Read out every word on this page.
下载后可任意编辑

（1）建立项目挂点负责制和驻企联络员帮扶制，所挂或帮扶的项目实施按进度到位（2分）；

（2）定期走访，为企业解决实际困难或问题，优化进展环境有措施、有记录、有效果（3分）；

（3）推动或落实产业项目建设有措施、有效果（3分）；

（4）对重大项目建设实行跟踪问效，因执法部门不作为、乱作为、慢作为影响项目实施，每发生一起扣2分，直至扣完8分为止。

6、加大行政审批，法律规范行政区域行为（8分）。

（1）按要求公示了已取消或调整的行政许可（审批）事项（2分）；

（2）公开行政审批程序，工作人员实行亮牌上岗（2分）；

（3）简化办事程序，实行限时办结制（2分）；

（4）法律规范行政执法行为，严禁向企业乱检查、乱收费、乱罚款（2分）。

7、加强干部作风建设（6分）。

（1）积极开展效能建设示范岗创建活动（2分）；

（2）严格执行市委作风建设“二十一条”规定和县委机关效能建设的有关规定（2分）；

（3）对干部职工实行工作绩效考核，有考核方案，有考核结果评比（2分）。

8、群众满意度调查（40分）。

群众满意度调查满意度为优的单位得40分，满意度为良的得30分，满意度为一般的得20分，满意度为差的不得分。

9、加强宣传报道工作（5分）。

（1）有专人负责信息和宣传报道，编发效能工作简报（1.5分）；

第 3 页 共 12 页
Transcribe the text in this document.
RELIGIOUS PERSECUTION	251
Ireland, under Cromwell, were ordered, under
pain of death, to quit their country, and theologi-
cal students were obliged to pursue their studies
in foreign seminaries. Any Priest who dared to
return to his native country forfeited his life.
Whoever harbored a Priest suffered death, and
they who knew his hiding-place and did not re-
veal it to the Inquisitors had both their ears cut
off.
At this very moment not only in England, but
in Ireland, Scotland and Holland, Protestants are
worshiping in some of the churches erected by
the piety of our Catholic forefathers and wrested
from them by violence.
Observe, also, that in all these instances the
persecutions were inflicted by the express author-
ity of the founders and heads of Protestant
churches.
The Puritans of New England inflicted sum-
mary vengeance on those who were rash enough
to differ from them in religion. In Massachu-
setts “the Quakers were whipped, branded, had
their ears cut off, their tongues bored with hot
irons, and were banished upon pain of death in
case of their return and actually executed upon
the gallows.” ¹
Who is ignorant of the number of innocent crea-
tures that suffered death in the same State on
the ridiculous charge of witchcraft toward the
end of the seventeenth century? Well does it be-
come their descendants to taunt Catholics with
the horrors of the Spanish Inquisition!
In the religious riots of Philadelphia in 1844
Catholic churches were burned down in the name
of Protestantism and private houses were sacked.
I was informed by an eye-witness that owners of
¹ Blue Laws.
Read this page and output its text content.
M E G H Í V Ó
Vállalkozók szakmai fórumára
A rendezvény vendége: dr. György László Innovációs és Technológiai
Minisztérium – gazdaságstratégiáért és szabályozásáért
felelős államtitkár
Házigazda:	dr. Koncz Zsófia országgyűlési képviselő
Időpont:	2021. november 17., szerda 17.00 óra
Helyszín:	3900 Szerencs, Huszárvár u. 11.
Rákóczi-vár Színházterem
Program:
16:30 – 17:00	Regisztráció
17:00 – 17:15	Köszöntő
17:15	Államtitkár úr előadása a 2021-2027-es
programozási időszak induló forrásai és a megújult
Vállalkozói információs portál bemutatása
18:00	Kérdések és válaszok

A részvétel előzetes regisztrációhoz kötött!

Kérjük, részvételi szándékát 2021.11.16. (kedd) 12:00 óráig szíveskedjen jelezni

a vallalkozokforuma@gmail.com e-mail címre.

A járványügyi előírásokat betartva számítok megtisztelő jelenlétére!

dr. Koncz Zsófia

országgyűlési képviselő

----------

• **WHAT THIS TASK INVOLVES**
Output exactly the lines above, from the one holding "Read this page and output its text content." through the end of the data, including the first and last.

• **WORKED SOLUTION**
Read this page and output its text content.
M E G H Í V Ó
Vállalkozók szakmai fórumára
A rendezvény vendége: dr. György László Innovációs és Technológiai
Minisztérium – gazdaságstratégiáért és szabályozásáért
felelős államtitkár
Házigazda:	dr. Koncz Zsófia országgyűlési képviselő
Időpont:	2021. november 17., szerda 17.00 óra
Helyszín:	3900 Szerencs, Huszárvár u. 11.
Rákóczi-vár Színházterem
Program:
16:30 – 17:00	Regisztráció
17:00 – 17:15	Köszöntő
17:15	Államtitkár úr előadása a 2021-2027-es
programozási időszak induló forrásai és a megújult
Vállalkozói információs portál bemutatása
18:00	Kérdések és válaszok

A részvétel előzetes regisztrációhoz kötött!

Kérjük, részvételi szándékát 2021.11.16. (kedd) 12:00 óráig szíveskedjen jelezni

a vallalkozokforuma@gmail.com e-mail címre.

A járványügyi előírásokat betartva számítok megtisztelő jelenlétére!

dr. Koncz Zsófia

országgyűlési képviselő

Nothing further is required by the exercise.